● **WHAT TO WORK ON**: Which lines in the material below contain the word "true"? Copy each of them.

● **DATA RECORDS**:

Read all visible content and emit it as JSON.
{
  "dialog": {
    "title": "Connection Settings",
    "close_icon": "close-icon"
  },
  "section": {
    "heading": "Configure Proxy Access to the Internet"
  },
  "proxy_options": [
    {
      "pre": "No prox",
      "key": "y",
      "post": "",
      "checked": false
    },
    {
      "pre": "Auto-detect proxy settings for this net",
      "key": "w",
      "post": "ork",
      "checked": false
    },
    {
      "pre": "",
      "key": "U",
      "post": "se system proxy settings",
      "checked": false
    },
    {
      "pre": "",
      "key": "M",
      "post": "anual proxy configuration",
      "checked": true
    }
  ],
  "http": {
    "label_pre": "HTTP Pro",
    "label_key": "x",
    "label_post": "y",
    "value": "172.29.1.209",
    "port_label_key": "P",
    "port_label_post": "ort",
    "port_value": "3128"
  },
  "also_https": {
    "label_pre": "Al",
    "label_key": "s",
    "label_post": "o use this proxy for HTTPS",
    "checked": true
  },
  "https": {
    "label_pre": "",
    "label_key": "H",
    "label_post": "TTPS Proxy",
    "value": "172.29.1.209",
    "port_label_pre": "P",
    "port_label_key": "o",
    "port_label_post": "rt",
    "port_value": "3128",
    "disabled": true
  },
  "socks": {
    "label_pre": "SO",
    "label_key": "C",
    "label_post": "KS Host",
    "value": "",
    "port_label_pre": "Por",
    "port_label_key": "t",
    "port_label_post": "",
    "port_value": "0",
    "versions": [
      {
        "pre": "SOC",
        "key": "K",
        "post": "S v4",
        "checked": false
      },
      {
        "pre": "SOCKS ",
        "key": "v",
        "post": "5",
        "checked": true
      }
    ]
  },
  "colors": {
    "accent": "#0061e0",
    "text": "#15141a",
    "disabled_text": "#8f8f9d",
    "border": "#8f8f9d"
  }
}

● **REPLY TO THE TASK**:
      "checked": true
    "checked": true
    "disabled": true
        "checked": true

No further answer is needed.